▶ Selected extract

* * * * * * * * *

Project

General

Profile

Feature #13873

Optimize Dir.glob with FNM_EXTGLOB

Added by naruse (Yui NARUSE) 18 days ago. Updated 12 days ago.

Status:
Open
Priority:
Normal
Assignee:
-
Target version:
-
[ruby-core:82660]

Description

Rails often queries Dir.glob with complex pattern.

On accessing Rails site, it calls glob as follows on querying templates.
Note that Dir[] insists File::FNM_EXTGLOB.

      def find_template_paths(query)
        Dir[query].uniq.reject do |filename|
          File.directory?(filename) ||
            # deals with case-insensitive file systems.
            !File.fnmatch(query, filename, File::FNM_EXTGLOB)
        end
      end

https://github.com/rails/rails/blob/6f1c18308ebffc97d51440cdeed7be71de58f26a/actionview/lib/action_view/template/resolver.rb#L247

For example on accessing index page of Post Model (/posts), it calls following glob:
Dir["/home/naruse/foo/app/views/posts/index{.en,}{.html,.text,.js,.css,.ics,.csv,.vcf,.png,.jpeg,.gif,.bmp,.tiff,.svg,.mpeg,.xml,.rss,.atom,.yaml,.multipart_form,.url_encoded_form,.json,.pdf,.zip,.gzip,}{}{.raw,.erb,.html,.builder,.ruby,.coffee,.jbuilder,}"]'

It calls many stat as follows:

% sudo strace ./miniruby58882 -e'Dir["/home/naruse/foo/app/views/posts/index{.en,}{.html,.text,.js,.css,.ics,.csv,.vcf,.png,.jpeg,.gif,.bmp,.tiff,.svg,.mpeg,.xml,.rss,.atom,.yaml,.multipart_form,.url_encoded_form,.json,.pdf,.zip,.gzip,}{}{.raw,.erb,.html,.builder,.ruby,.coffee,.jbuilder,}"]'|&grep newfstatat|wc -l
400

Because current glob implementation handles braces in early stage,
then calls stat for each combination of brace patterns instead of using readdir results.

* * * * * * * * *

▶ Given data
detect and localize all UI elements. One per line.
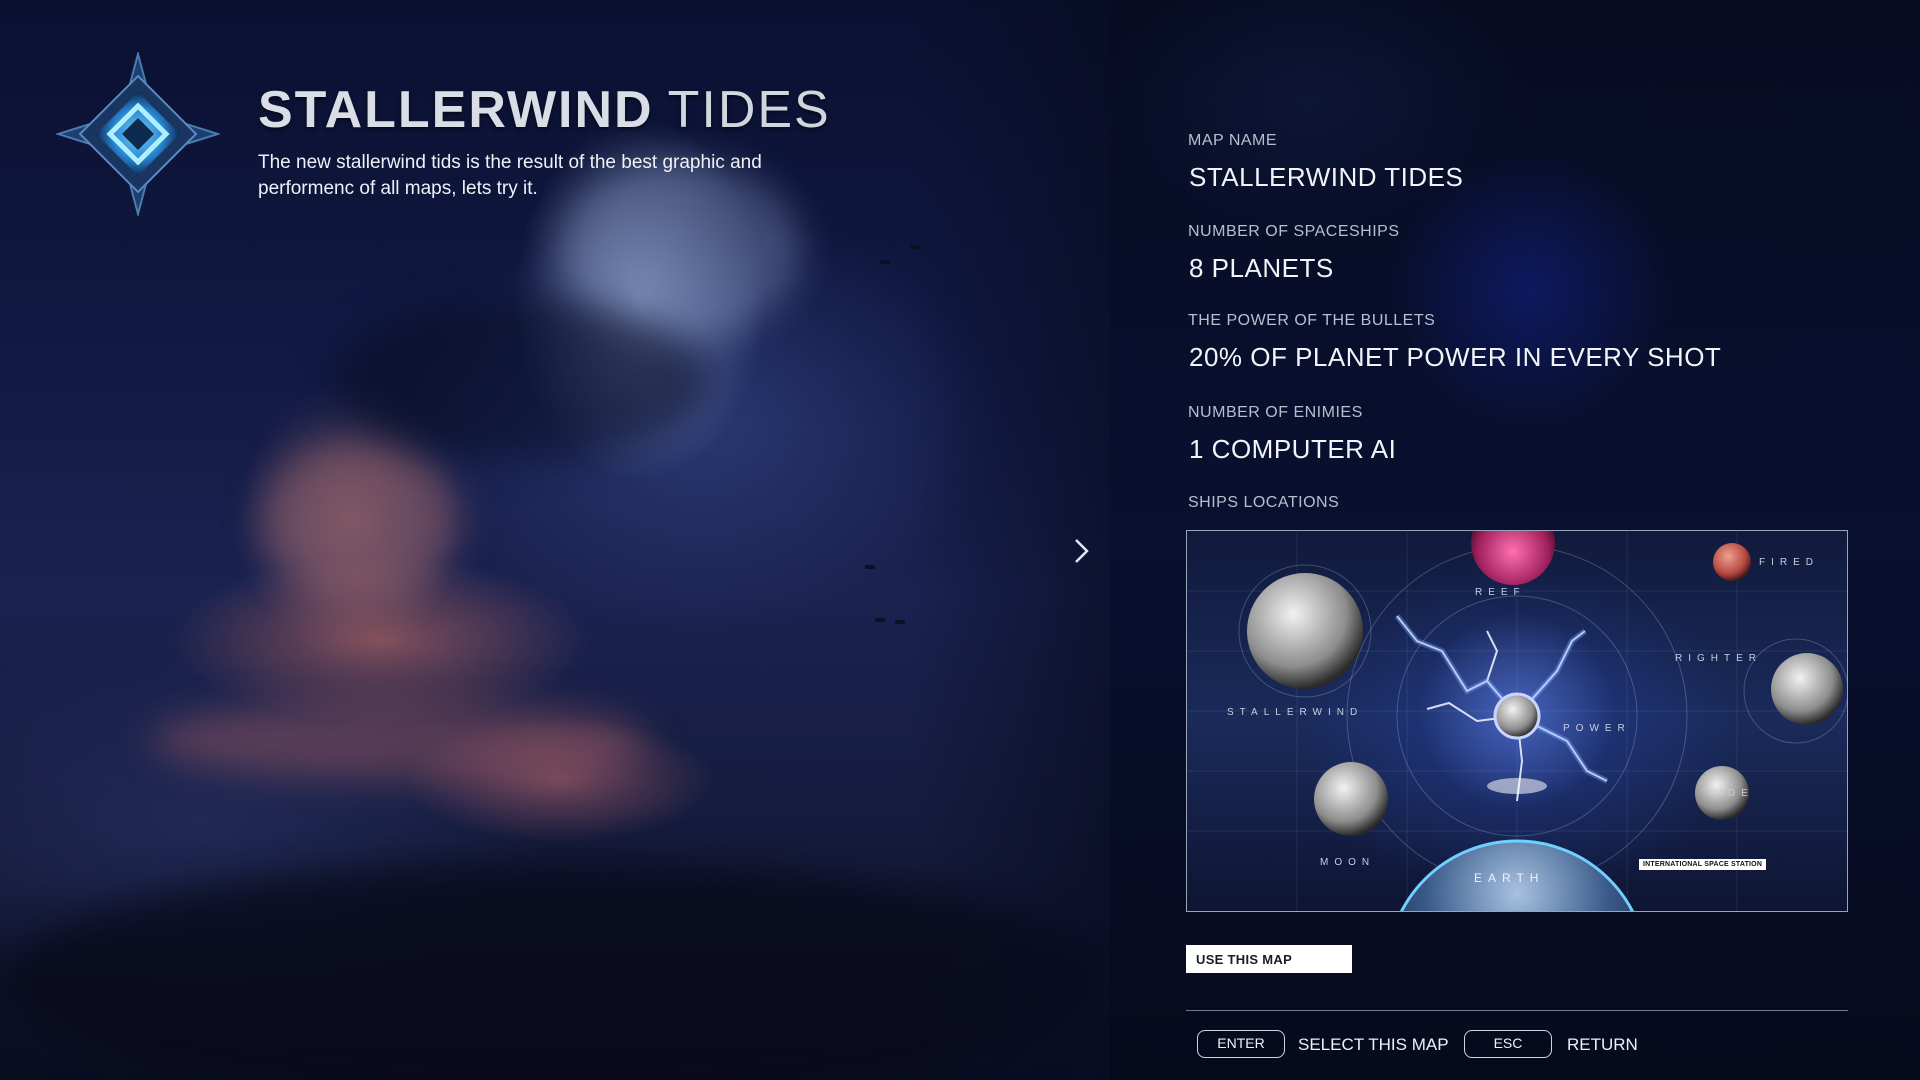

* * * * * * * * *

▶ Exercise
The Dir.glob feature request above gives a glob pattern starting "/home/naruse/foo/app/views/posts/index". List every non-empty alternative in that pattern's final pair of braces.

▶ Task response
.raw, .erb, .html, .builder, .ruby, .coffee, .jbuilder